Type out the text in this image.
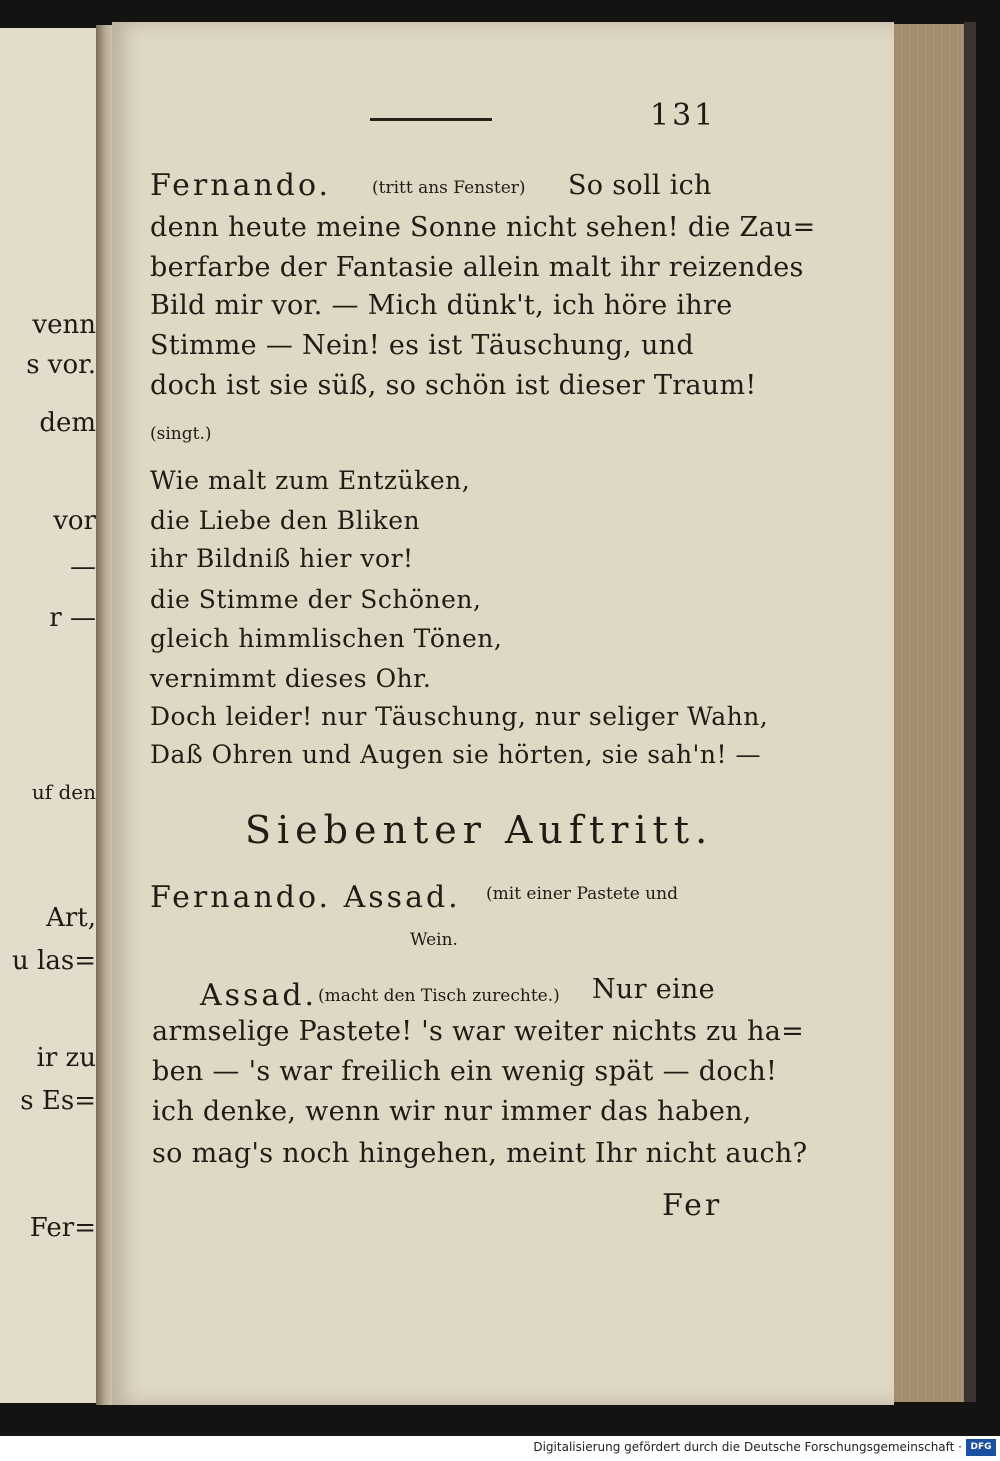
venn
s vor.
dem
vor
—
r —
uf den
Art,
u las=
ir zu
s Es=
Fer=
131
Fernando. (tritt ans Fenster) So soll ich
denn heute meine Sonne nicht sehen! die Zau=
berfarbe der Fantasie allein malt ihr reizendes
Bild mir vor. — Mich dünk't, ich höre ihre
Stimme — Nein! es ist Täuschung, und
doch ist sie süß, so schön ist dieser Traum!
(singt.)
Wie malt zum Entzüken,
die Liebe den Bliken
ihr Bildniß hier vor!
die Stimme der Schönen,
gleich himmlischen Tönen,
vernimmt dieses Ohr.
Doch leider! nur Täuschung, nur seliger Wahn,
Daß Ohren und Augen sie hörten, sie sah'n! —
Siebenter Auftritt.
Fernando. Assad. (mit einer Pastete und
Wein.
Assad. (macht den Tisch zurechte.) Nur eine
armselige Pastete! 's war weiter nichts zu ha=
ben — 's war freilich ein wenig spät — doch!
ich denke, wenn wir nur immer das haben,
so mag's noch hingehen, meint Ihr nicht auch?
Fer
Digitalisierung gefördert durch die Deutsche Forschungsgemeinschaft · DFG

**What the task asks**
Choose all lines containing the string "Stimme" and copy them out.

**Result of the exercise**
Stimme — Nein! es ist Täuschung, und
die Stimme der Schönen,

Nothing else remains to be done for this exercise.